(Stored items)

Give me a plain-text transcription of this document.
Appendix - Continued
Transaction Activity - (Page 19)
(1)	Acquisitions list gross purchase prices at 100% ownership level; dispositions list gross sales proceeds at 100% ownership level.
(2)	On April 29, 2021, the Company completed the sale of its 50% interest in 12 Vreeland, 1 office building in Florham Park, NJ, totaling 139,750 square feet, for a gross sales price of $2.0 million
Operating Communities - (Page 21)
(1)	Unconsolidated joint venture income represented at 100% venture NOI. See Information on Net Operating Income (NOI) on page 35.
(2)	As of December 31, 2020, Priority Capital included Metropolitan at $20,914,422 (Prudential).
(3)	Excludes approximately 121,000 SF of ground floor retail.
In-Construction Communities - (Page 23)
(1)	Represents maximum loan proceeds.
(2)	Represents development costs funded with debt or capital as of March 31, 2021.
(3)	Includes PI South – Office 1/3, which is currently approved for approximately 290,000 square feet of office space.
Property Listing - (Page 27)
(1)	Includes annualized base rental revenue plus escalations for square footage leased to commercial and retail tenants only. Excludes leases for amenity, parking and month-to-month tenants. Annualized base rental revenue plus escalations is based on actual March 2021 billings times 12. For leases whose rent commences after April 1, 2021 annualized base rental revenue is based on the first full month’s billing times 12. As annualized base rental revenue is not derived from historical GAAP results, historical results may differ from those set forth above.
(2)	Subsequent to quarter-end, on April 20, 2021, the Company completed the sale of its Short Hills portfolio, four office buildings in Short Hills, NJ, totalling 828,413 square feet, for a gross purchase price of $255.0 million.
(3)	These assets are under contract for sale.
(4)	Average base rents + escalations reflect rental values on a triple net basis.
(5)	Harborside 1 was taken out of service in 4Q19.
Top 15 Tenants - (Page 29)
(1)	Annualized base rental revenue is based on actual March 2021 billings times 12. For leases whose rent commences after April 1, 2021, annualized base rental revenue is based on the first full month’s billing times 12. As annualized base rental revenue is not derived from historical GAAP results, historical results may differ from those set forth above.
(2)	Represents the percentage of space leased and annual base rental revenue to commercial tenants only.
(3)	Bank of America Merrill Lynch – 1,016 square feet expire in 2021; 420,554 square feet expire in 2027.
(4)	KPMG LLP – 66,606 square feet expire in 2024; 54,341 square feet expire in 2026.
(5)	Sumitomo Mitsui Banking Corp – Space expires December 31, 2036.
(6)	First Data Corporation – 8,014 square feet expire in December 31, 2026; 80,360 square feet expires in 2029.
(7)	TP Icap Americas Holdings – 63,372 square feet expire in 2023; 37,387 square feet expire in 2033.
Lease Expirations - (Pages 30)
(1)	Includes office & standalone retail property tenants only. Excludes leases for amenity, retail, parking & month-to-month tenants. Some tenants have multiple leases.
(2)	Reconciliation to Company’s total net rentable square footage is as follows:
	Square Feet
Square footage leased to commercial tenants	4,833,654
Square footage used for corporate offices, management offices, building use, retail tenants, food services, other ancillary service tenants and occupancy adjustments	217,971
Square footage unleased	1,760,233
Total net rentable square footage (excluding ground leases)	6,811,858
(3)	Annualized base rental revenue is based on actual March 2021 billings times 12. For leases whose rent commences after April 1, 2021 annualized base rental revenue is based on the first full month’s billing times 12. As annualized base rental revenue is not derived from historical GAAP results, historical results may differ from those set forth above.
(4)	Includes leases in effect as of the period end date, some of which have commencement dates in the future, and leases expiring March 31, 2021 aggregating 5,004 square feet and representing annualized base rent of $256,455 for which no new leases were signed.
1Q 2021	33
* * *
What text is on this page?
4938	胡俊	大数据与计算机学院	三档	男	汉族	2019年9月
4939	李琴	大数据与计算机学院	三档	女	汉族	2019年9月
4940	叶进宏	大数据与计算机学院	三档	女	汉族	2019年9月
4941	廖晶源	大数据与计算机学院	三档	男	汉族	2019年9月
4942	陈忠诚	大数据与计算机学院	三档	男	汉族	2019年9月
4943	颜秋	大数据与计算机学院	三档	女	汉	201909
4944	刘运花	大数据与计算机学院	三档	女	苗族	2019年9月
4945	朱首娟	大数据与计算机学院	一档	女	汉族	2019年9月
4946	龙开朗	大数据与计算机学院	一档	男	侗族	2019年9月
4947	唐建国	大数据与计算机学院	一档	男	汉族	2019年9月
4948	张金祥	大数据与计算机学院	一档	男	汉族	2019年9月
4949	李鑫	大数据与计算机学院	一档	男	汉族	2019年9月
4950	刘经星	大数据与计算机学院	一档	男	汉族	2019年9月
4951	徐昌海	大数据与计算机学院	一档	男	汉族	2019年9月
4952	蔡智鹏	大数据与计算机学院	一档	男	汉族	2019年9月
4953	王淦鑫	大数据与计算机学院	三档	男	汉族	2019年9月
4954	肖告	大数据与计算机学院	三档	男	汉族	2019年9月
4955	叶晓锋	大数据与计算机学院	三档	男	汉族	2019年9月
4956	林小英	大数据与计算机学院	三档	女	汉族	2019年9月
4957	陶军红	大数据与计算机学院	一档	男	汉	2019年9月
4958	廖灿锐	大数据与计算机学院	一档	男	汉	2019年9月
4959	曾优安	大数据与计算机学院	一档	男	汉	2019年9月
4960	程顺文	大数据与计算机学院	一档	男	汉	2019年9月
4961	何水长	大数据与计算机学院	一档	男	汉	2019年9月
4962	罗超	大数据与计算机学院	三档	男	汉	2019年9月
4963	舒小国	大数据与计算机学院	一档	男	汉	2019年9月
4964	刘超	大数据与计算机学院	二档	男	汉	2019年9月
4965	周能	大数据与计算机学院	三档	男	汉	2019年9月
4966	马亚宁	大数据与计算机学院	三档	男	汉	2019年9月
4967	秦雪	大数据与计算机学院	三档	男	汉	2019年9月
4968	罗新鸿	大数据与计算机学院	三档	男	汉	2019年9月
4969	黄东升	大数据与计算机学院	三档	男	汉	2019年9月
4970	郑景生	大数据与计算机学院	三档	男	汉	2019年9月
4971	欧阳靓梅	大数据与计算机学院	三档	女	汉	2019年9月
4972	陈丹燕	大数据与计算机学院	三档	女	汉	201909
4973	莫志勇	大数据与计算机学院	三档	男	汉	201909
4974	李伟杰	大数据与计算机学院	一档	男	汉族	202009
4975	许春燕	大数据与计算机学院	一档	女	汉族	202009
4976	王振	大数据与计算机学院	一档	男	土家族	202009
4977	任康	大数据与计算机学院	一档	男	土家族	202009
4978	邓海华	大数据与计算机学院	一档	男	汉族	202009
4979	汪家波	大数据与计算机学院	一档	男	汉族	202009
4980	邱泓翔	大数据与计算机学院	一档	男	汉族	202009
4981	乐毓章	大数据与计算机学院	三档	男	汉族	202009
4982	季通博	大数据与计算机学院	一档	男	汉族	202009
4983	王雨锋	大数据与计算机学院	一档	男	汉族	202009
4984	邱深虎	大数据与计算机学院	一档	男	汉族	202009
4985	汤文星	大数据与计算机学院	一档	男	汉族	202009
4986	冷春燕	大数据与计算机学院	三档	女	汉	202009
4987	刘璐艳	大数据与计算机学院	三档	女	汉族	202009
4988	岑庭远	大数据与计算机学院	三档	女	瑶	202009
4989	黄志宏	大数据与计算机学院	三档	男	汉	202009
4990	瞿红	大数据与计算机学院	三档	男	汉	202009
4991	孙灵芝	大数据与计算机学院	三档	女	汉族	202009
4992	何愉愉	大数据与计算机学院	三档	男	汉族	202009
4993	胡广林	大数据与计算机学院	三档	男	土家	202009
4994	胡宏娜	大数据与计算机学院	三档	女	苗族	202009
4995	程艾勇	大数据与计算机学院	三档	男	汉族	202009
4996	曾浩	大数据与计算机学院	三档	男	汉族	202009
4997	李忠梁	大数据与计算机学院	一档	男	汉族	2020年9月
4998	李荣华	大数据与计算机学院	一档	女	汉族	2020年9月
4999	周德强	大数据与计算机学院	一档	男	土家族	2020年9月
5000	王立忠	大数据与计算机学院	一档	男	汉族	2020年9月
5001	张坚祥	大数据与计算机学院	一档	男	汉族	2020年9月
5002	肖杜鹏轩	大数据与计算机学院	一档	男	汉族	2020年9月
==
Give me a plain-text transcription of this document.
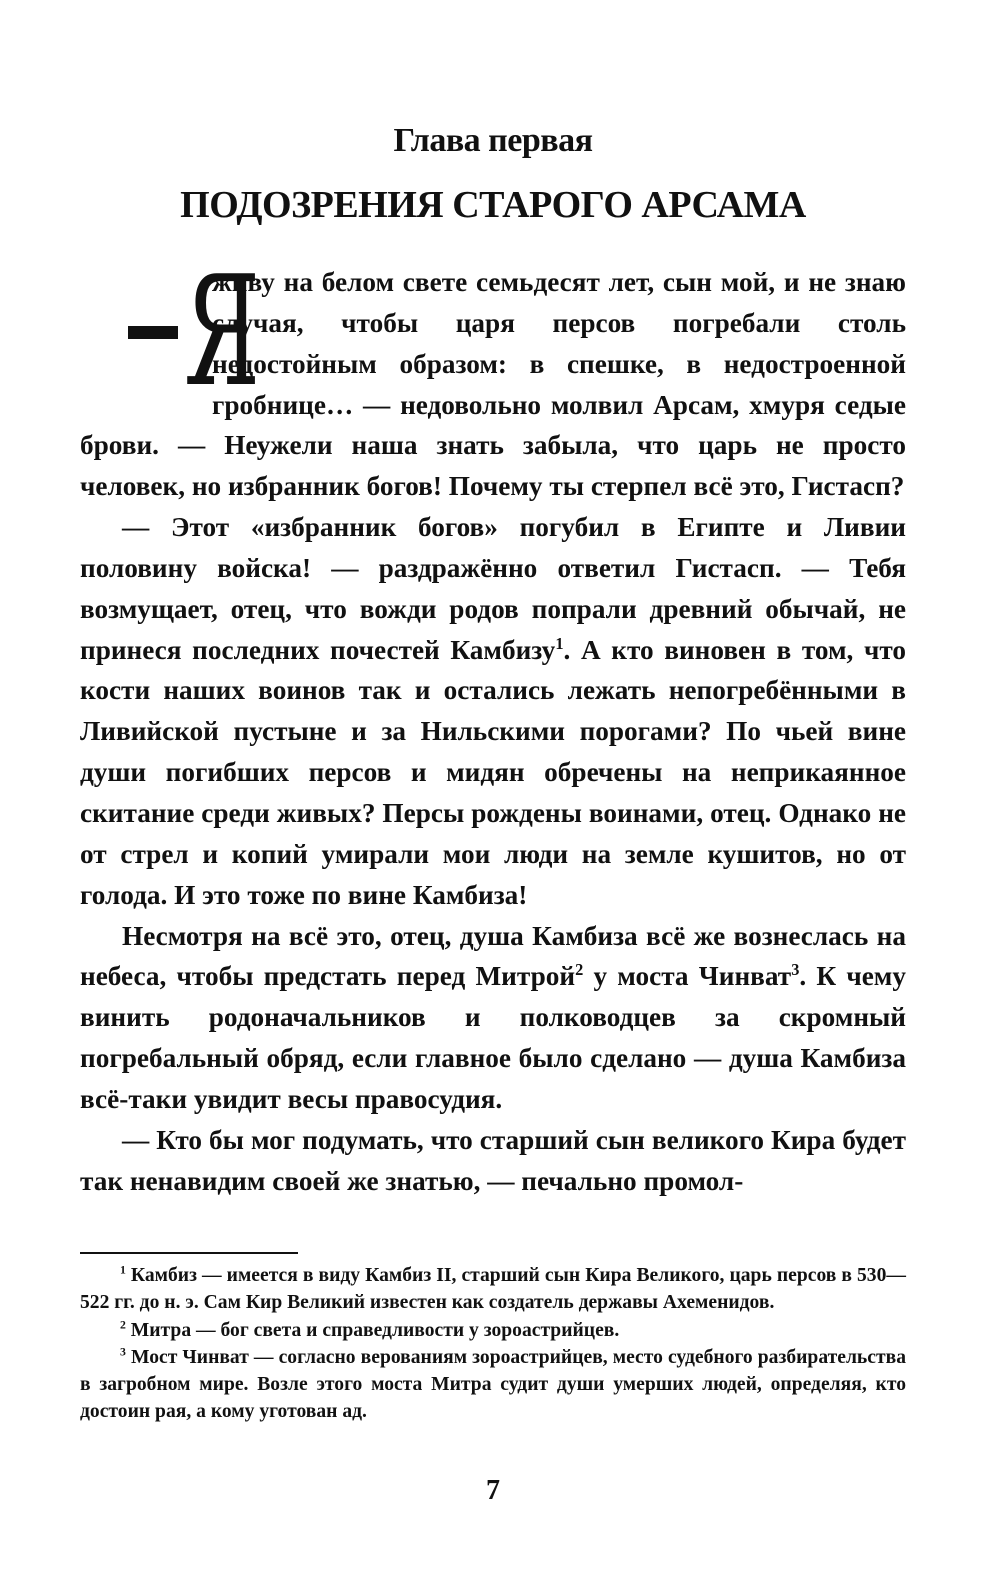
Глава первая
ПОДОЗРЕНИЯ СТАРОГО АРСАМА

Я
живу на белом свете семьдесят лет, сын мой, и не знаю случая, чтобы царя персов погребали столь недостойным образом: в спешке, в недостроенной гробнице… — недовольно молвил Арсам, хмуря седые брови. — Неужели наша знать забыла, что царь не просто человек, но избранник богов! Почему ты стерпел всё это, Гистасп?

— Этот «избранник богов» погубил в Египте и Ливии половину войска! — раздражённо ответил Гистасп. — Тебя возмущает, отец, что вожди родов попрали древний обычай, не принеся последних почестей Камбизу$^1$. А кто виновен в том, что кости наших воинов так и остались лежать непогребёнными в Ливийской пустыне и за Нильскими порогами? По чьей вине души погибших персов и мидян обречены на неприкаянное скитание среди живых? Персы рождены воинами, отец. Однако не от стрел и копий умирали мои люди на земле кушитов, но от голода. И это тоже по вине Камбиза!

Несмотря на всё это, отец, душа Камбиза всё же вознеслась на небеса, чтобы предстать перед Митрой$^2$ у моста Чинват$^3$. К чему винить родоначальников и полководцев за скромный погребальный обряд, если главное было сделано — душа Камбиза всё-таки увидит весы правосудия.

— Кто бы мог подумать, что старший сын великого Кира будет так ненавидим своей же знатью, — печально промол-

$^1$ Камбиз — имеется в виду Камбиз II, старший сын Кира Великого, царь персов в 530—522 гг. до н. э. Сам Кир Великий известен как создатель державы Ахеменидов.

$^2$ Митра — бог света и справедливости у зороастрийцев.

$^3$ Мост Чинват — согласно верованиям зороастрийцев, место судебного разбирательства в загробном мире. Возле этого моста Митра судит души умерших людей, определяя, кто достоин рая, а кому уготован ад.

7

## Exercise directions
List each line holding the string "commercial".

## Solution to the exercise
(1)	Includes annualized base rental revenue plus escalations for square footage leased to commercial and retail tenants only. Excludes leases for amenity, parking and month-to-month tenants. Annualized base rental revenue plus escalations is based on actual March 2021 billings times 12. For leases whose rent commences after April 1, 2021 annualized base rental revenue is based on the first full month’s billing times 12. As annualized base rental revenue is not derived from historical GAAP results, historical results may differ from those set forth above.
(2)	Represents the percentage of space leased and annual base rental revenue to commercial tenants only.
Square footage leased to commercial tenants	4,833,654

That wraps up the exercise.